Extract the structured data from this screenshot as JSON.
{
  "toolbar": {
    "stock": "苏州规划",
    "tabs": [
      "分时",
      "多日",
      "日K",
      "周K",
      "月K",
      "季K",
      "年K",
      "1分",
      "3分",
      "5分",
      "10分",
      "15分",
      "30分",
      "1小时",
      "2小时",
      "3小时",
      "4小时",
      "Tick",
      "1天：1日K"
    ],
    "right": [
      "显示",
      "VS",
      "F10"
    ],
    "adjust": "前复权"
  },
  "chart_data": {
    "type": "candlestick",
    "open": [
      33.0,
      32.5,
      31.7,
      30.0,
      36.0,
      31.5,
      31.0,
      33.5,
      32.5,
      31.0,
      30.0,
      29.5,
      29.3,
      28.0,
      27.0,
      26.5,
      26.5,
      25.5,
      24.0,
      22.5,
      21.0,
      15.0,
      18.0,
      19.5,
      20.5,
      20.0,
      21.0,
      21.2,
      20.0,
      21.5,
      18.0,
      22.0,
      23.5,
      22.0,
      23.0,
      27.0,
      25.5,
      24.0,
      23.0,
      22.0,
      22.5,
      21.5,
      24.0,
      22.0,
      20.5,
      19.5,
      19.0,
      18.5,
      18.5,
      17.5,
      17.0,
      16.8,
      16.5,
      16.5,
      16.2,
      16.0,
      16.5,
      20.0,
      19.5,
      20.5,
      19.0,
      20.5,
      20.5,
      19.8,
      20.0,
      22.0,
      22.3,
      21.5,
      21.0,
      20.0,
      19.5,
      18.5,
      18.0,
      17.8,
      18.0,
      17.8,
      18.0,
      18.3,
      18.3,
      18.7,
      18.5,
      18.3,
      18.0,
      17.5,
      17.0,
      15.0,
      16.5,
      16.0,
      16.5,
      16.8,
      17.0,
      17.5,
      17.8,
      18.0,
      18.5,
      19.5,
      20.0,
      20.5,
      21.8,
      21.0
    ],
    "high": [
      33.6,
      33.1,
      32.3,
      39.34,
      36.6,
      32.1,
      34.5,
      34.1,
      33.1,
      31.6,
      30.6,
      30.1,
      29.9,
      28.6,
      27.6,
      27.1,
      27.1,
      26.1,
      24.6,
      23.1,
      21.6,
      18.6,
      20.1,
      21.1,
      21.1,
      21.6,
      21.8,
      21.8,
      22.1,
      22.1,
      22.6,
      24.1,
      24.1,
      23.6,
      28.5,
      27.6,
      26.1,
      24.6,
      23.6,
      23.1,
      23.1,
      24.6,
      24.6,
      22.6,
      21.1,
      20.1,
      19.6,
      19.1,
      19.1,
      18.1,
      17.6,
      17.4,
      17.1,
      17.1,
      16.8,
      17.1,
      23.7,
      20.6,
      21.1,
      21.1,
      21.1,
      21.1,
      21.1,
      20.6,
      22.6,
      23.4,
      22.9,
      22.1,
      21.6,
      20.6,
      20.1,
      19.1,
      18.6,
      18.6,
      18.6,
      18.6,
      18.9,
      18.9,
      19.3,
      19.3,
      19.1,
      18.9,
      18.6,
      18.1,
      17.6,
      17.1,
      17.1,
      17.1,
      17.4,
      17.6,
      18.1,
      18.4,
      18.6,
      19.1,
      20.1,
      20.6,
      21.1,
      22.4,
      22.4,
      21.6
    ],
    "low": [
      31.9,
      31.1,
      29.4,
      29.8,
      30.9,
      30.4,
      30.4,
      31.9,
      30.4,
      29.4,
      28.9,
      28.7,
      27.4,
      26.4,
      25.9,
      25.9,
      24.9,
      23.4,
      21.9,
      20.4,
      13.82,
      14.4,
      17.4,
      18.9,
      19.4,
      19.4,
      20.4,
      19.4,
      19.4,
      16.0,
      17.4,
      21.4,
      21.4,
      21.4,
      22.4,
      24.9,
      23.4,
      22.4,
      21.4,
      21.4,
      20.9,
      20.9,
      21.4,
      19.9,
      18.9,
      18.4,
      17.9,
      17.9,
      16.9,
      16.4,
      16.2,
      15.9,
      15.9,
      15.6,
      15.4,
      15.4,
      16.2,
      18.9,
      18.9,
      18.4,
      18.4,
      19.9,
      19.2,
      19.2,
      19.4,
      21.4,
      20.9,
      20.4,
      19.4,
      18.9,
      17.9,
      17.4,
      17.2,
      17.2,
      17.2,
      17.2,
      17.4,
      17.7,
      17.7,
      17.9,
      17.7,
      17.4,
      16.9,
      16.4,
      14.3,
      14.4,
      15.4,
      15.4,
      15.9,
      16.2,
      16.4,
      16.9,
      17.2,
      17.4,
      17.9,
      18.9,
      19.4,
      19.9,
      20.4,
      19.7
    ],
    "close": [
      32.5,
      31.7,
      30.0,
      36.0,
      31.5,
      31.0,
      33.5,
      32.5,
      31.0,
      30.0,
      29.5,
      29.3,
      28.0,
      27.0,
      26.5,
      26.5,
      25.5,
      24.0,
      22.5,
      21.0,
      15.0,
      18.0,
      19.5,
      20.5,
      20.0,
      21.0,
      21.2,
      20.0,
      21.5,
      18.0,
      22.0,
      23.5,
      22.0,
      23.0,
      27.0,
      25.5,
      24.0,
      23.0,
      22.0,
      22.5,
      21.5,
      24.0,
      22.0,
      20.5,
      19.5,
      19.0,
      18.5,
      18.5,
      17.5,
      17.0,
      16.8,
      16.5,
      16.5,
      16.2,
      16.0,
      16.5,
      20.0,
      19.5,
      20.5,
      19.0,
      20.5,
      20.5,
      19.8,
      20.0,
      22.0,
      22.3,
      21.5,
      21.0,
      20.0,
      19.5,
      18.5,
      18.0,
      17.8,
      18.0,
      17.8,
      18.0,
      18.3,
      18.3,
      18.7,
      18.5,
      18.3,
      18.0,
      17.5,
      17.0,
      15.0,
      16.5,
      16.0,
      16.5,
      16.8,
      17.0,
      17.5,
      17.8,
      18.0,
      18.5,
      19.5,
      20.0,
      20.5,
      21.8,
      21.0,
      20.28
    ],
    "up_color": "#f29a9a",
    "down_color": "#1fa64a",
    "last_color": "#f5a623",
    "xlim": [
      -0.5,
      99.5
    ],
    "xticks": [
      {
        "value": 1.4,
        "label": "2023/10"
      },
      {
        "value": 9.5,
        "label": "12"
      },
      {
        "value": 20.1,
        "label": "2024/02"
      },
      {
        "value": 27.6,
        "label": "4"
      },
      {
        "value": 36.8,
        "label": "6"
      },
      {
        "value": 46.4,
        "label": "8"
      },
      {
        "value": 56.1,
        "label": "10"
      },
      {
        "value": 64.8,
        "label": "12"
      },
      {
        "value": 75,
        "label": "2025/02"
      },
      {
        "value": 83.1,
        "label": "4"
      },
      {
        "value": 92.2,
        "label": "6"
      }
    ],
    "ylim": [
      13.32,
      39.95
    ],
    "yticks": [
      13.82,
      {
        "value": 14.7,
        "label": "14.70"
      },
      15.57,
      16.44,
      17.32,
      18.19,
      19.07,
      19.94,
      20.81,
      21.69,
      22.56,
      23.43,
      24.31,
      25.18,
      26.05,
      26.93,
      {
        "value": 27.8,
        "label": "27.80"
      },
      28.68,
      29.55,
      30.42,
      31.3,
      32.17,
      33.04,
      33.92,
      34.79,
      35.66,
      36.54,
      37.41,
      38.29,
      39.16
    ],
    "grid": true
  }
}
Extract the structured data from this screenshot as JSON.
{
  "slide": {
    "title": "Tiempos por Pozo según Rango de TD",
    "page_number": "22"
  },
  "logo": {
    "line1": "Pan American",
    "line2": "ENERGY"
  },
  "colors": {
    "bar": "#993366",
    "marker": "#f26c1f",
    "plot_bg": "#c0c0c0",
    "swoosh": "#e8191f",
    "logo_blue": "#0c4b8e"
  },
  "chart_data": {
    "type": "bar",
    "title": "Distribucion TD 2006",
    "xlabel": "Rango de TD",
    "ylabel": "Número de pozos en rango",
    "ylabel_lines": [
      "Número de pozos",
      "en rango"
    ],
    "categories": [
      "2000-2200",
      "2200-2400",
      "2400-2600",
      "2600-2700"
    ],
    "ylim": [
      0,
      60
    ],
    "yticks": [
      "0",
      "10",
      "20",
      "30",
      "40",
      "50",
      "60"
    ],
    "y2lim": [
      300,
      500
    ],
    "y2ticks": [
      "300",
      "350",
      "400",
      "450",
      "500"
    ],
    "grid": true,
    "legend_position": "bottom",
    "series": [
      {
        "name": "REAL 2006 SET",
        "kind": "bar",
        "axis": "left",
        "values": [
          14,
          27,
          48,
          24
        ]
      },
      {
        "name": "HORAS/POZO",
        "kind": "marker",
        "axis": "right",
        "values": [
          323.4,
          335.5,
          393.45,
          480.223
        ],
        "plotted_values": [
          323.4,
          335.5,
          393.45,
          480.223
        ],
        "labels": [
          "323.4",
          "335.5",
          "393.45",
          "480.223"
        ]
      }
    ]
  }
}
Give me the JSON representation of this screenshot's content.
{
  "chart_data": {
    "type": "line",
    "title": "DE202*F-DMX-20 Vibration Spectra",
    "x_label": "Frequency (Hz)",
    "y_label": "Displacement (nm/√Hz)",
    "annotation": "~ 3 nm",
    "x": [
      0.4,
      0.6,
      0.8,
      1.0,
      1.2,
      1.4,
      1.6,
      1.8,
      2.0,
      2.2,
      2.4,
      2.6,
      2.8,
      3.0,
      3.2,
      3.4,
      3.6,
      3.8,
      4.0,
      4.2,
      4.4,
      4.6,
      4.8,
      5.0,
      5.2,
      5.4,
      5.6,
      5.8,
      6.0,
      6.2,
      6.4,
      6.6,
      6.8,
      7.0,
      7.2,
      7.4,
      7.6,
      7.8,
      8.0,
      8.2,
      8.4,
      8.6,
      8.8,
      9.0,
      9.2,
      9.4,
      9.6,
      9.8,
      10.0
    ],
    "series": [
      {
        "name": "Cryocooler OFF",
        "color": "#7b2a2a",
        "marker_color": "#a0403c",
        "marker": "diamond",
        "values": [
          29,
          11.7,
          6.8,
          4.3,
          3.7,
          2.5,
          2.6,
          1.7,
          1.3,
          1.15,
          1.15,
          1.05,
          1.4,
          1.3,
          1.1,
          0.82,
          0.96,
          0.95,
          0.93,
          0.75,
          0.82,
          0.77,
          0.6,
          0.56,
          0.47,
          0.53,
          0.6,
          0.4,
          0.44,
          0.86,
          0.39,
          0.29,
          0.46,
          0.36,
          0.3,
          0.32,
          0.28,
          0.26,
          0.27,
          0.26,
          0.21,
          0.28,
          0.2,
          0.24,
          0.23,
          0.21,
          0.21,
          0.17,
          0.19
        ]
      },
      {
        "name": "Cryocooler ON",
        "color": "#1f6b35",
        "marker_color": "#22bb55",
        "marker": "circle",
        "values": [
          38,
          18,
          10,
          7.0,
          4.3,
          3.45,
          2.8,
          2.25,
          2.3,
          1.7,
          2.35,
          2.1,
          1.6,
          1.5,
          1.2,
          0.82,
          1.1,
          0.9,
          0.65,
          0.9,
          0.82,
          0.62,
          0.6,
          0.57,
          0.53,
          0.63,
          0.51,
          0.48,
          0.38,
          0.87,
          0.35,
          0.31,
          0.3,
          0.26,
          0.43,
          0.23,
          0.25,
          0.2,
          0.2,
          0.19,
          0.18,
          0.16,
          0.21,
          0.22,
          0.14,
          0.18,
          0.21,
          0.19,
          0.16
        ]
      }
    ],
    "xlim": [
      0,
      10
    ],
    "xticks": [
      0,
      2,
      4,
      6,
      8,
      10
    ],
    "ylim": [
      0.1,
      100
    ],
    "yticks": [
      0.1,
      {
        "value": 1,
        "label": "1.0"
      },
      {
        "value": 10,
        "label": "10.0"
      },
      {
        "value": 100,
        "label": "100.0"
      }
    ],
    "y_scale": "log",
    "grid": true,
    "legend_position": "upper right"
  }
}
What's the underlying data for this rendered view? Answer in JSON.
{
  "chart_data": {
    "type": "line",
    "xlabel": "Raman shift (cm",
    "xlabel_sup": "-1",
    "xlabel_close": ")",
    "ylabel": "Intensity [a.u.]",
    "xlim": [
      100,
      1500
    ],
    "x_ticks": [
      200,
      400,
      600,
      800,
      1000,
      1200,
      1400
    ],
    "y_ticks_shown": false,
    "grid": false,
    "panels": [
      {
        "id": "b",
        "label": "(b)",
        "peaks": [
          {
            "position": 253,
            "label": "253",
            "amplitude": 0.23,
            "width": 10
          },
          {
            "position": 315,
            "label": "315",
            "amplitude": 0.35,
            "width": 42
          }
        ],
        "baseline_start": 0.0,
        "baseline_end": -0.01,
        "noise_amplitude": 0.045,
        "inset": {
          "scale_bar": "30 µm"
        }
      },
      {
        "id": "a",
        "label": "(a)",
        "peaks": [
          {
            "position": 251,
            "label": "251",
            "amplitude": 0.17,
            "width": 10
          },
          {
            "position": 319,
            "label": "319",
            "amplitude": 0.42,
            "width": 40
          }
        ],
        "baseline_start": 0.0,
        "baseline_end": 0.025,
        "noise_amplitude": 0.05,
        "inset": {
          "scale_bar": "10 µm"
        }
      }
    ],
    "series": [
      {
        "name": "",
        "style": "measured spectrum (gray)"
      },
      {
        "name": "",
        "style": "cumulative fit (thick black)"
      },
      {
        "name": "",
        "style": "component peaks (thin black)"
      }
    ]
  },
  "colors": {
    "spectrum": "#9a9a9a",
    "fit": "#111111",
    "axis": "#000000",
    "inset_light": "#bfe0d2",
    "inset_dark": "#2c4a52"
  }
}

==============================

● TASK OBJECTIVE: Copy each line from the records above that includes the string "right".

● REPLY TO THE TASK:
    "right": [
        "axis": "right",
    "legend_position": "upper right"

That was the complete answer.